__Data for processing__:
----------------

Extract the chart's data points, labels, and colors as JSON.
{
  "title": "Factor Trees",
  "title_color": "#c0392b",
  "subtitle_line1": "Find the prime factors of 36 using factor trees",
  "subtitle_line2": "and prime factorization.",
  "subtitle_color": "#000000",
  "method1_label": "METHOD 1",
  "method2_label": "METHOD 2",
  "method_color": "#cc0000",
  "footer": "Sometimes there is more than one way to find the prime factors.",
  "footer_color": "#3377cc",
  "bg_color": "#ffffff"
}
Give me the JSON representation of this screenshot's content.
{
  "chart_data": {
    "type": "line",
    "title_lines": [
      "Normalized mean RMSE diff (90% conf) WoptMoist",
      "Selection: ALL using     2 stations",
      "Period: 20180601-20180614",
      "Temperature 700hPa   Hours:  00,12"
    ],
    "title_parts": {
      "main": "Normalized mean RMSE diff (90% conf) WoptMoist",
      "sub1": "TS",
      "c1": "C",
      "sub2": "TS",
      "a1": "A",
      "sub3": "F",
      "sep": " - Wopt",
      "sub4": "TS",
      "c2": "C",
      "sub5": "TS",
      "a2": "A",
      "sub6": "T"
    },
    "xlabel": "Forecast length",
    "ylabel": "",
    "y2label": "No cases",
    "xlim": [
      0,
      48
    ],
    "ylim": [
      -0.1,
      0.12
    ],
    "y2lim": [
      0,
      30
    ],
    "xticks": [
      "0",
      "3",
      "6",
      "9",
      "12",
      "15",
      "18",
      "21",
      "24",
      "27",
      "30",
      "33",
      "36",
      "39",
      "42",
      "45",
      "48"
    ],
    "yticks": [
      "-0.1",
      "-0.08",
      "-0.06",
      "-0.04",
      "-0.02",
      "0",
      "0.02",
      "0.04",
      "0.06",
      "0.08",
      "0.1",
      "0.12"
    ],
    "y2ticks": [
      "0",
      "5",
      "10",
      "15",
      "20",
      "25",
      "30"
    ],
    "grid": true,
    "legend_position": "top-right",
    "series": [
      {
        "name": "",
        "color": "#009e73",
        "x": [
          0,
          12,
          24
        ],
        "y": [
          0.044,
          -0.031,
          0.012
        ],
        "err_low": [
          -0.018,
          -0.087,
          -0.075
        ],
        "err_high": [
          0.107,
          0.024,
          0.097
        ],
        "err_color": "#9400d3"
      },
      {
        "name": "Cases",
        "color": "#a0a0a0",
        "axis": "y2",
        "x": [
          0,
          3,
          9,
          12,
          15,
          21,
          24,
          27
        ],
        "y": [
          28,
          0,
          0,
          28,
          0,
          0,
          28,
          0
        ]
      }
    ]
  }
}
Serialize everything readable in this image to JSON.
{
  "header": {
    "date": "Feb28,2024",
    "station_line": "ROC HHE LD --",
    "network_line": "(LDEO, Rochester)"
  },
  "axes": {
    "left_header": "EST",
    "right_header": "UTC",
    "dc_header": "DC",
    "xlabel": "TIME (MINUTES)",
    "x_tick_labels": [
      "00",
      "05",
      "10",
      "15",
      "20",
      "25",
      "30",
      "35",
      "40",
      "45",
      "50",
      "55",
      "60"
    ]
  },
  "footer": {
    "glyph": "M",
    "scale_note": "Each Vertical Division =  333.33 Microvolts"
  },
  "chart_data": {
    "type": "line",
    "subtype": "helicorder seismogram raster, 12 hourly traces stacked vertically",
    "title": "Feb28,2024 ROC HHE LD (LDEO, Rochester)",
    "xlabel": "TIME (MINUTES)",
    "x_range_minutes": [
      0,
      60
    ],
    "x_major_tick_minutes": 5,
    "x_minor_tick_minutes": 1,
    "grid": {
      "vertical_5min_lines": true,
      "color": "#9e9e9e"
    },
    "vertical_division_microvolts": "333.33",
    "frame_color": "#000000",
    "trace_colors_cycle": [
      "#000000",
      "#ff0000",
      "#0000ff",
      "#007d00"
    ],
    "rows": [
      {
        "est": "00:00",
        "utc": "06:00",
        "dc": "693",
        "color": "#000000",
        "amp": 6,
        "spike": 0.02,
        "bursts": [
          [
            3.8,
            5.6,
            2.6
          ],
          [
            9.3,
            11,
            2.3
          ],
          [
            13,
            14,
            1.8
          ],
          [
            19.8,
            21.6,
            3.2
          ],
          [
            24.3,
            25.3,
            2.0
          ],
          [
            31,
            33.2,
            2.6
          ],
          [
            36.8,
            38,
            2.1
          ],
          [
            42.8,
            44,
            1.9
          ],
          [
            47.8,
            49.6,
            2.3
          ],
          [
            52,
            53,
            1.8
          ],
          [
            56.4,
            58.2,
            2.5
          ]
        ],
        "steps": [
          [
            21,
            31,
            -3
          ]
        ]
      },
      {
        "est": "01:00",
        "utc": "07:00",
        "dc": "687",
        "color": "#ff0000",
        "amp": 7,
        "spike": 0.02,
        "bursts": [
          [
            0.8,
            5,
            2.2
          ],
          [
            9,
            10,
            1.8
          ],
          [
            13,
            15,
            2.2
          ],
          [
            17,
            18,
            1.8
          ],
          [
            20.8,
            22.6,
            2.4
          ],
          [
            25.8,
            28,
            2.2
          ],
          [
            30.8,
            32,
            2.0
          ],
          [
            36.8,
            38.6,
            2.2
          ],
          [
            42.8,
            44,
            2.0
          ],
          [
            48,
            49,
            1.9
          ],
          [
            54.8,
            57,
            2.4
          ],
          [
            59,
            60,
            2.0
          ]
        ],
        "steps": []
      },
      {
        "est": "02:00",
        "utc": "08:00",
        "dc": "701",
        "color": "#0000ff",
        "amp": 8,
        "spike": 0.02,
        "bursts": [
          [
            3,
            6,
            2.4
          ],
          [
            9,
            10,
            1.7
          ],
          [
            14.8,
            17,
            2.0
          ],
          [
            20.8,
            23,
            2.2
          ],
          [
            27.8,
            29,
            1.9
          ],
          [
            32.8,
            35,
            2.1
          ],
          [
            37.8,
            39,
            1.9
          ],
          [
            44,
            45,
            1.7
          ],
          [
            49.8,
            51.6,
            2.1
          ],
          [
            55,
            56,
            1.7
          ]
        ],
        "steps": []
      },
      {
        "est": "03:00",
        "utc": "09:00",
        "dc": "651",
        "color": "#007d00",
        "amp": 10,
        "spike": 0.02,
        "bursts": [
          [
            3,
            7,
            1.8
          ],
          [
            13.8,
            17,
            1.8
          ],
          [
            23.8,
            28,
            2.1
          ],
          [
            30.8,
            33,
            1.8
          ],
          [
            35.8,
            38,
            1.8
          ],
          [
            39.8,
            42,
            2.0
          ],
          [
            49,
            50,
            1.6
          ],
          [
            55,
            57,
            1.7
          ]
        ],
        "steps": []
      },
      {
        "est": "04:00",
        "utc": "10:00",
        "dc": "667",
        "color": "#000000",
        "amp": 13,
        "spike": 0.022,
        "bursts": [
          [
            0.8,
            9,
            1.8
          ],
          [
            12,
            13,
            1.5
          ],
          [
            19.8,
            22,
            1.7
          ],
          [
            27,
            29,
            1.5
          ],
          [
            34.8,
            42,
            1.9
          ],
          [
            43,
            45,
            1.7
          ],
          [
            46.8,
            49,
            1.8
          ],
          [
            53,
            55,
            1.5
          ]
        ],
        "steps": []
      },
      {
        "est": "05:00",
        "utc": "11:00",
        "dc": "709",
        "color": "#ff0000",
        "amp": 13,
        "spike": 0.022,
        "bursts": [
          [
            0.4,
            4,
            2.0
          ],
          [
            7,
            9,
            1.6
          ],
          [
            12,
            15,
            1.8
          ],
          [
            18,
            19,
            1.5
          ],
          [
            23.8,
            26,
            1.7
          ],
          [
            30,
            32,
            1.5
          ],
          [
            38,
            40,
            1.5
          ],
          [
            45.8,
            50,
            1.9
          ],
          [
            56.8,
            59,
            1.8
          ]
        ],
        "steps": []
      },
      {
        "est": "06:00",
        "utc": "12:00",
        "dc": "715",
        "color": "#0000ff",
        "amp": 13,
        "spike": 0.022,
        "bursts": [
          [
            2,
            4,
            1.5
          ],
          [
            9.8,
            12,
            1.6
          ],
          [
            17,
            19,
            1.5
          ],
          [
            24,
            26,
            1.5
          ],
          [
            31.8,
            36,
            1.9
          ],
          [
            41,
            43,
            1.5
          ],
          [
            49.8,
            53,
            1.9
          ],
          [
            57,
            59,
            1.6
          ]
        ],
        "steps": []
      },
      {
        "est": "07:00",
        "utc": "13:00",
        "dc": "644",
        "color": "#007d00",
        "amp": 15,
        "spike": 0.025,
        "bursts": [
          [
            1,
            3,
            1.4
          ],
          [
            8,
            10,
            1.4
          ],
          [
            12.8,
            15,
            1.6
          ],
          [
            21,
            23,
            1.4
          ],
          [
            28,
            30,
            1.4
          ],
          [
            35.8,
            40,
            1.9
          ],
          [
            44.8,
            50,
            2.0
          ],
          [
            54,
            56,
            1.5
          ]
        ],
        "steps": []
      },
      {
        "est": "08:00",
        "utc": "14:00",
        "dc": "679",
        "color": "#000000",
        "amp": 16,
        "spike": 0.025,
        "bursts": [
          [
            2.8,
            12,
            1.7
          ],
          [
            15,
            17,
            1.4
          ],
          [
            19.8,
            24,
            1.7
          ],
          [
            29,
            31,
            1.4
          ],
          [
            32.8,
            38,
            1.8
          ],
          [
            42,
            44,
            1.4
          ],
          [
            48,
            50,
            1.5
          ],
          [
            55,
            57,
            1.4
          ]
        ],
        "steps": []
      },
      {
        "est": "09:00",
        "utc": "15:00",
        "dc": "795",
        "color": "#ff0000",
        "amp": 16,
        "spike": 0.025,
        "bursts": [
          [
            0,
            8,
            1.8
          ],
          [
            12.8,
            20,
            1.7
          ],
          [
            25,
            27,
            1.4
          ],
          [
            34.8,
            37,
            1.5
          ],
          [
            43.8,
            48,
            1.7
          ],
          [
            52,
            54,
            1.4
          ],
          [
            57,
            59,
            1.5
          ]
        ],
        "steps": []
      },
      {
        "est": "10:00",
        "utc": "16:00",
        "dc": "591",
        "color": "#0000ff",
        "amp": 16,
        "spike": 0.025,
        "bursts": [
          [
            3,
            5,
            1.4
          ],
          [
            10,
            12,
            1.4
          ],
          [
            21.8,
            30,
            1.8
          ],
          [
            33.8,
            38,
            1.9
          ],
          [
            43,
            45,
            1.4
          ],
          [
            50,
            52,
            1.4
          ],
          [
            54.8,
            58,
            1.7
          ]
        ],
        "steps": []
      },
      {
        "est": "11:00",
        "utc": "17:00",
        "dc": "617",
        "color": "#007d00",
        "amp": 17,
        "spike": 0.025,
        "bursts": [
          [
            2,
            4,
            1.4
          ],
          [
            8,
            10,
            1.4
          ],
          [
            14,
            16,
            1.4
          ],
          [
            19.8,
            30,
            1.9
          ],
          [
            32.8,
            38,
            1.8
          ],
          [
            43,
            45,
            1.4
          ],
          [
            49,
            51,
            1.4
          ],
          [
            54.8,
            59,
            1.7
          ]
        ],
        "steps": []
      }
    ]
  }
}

----------------

__Instructions for the task__: Look through the entries above; copy every line holding the string "RMSE".

__Response for this exercise__:
      "Normalized mean RMSE diff (90% conf) WoptMoist",
      "main": "Normalized mean RMSE diff (90% conf) WoptMoist",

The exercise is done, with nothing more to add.